# WHAT TO PRODUCE:
Transcribe the tail of the listing: start at the line containing "Output the text content of this document." and stop after the last line, keeping every character as is and adding nothing.

# LISTING:
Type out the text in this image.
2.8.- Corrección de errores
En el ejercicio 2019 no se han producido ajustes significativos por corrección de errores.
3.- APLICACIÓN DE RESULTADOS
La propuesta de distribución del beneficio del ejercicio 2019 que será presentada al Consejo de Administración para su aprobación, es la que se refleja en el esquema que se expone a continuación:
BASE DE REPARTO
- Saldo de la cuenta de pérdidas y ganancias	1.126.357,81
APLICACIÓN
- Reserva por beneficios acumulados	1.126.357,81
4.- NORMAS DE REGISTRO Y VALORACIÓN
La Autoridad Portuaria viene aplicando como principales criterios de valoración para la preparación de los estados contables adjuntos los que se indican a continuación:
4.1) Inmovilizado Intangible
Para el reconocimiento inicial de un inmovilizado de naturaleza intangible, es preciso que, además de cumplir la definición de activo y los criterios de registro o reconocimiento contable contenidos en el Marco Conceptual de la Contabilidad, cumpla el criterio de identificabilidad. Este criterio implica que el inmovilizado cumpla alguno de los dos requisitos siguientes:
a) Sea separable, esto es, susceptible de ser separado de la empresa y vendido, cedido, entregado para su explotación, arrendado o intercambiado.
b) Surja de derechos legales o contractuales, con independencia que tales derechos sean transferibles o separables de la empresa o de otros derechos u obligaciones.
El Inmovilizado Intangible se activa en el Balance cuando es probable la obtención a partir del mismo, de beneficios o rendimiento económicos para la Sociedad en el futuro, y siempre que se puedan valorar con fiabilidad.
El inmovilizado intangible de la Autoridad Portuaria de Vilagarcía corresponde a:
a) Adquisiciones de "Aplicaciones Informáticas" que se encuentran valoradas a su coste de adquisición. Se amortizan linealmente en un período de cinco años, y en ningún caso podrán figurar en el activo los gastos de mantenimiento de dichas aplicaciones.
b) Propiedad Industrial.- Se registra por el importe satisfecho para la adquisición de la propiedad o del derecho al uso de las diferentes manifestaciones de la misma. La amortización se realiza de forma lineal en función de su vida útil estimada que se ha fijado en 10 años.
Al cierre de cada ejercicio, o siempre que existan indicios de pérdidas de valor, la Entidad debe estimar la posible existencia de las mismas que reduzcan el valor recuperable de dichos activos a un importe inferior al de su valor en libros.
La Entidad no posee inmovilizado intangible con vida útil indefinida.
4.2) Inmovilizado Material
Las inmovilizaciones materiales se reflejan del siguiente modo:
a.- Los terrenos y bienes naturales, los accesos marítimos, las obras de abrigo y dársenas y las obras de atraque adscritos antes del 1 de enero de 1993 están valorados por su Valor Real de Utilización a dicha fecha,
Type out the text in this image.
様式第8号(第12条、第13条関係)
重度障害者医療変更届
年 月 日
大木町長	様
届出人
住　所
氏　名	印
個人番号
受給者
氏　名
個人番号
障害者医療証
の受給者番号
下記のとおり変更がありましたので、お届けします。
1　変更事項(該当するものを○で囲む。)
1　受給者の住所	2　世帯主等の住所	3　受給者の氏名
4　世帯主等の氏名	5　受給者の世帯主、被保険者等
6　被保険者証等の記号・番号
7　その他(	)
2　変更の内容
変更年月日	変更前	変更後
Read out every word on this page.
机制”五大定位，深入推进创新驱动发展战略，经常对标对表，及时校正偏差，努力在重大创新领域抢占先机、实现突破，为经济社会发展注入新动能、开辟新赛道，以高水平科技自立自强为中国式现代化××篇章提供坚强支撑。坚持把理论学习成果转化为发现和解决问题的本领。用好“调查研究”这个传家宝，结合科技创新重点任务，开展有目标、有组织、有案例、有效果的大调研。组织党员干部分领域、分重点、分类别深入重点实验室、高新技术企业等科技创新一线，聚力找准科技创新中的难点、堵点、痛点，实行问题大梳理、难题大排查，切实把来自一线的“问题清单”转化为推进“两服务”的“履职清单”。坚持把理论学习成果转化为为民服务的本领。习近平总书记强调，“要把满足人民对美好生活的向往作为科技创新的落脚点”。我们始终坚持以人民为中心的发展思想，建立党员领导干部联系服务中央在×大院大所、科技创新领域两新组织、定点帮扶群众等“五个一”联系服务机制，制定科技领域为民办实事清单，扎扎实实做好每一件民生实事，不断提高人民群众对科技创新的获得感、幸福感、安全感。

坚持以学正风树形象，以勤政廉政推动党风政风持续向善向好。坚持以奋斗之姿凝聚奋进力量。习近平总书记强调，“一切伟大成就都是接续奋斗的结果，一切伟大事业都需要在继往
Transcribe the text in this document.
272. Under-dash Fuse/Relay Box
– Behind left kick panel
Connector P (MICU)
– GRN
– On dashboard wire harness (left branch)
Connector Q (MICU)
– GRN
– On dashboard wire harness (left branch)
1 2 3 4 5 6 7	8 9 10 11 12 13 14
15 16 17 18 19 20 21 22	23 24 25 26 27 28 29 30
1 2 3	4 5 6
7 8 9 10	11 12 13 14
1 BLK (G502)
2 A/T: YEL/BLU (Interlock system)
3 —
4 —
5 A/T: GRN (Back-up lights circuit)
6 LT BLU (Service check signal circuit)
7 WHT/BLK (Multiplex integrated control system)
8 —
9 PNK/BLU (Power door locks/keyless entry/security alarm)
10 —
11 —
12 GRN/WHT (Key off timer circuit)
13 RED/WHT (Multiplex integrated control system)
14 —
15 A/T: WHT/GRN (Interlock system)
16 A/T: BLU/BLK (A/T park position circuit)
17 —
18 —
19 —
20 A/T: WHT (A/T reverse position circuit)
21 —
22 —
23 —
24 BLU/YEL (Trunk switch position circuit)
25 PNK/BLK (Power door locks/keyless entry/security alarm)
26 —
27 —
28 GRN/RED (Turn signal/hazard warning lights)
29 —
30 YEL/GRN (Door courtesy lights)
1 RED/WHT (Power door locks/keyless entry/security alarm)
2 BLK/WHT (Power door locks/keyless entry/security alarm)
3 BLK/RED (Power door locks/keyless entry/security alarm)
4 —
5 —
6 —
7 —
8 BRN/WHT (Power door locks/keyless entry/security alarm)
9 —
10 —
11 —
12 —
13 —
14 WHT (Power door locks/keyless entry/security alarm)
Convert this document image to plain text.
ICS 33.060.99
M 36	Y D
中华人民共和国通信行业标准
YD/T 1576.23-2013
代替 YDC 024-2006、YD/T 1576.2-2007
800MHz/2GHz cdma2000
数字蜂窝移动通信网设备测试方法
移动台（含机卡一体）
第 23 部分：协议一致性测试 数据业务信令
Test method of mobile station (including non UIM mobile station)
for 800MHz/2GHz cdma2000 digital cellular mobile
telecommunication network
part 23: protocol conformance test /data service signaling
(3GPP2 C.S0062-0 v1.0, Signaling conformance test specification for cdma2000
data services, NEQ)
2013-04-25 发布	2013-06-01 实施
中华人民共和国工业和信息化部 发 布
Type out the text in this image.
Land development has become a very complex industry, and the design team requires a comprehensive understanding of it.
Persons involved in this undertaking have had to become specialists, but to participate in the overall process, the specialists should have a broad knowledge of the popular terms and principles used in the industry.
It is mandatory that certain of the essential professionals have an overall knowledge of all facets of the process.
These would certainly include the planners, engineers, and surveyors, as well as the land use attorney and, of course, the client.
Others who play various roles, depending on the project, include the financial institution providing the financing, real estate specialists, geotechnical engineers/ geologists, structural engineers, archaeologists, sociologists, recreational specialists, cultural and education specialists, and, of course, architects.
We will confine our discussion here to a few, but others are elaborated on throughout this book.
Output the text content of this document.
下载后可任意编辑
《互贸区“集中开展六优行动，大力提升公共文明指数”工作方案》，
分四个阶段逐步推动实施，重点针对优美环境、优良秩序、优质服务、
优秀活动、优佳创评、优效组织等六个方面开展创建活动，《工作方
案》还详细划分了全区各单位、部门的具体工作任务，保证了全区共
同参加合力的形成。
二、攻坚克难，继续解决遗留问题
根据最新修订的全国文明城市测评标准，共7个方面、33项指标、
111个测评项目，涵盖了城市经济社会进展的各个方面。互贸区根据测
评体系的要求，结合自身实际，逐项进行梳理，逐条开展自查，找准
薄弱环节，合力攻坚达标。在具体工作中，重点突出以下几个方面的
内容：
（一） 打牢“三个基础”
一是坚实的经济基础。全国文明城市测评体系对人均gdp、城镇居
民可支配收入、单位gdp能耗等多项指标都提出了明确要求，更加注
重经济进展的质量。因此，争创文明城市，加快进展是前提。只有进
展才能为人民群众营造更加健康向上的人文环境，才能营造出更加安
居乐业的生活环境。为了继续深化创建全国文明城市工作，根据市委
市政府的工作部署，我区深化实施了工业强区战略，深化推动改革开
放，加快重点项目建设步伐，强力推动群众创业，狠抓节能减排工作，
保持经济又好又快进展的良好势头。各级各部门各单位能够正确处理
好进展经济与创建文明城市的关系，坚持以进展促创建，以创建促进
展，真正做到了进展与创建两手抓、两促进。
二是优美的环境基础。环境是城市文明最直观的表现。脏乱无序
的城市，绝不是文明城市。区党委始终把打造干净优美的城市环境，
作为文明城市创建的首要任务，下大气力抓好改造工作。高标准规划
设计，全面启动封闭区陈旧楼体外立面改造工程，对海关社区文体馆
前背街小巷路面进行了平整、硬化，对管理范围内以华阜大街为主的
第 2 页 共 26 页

# RESULT OF THIS EXERCISE:
Output the text content of this document.
下载后可任意编辑
《互贸区“集中开展六优行动，大力提升公共文明指数”工作方案》，
分四个阶段逐步推动实施，重点针对优美环境、优良秩序、优质服务、
优秀活动、优佳创评、优效组织等六个方面开展创建活动，《工作方
案》还详细划分了全区各单位、部门的具体工作任务，保证了全区共
同参加合力的形成。
二、攻坚克难，继续解决遗留问题
根据最新修订的全国文明城市测评标准，共7个方面、33项指标、
111个测评项目，涵盖了城市经济社会进展的各个方面。互贸区根据测
评体系的要求，结合自身实际，逐项进行梳理，逐条开展自查，找准
薄弱环节，合力攻坚达标。在具体工作中，重点突出以下几个方面的
内容：
（一） 打牢“三个基础”
一是坚实的经济基础。全国文明城市测评体系对人均gdp、城镇居
民可支配收入、单位gdp能耗等多项指标都提出了明确要求，更加注
重经济进展的质量。因此，争创文明城市，加快进展是前提。只有进
展才能为人民群众营造更加健康向上的人文环境，才能营造出更加安
居乐业的生活环境。为了继续深化创建全国文明城市工作，根据市委
市政府的工作部署，我区深化实施了工业强区战略，深化推动改革开
放，加快重点项目建设步伐，强力推动群众创业，狠抓节能减排工作，
保持经济又好又快进展的良好势头。各级各部门各单位能够正确处理
好进展经济与创建文明城市的关系，坚持以进展促创建，以创建促进
展，真正做到了进展与创建两手抓、两促进。
二是优美的环境基础。环境是城市文明最直观的表现。脏乱无序
的城市，绝不是文明城市。区党委始终把打造干净优美的城市环境，
作为文明城市创建的首要任务，下大气力抓好改造工作。高标准规划
设计，全面启动封闭区陈旧楼体外立面改造工程，对海关社区文体馆
前背街小巷路面进行了平整、硬化，对管理范围内以华阜大街为主的
第 2 页 共 26 页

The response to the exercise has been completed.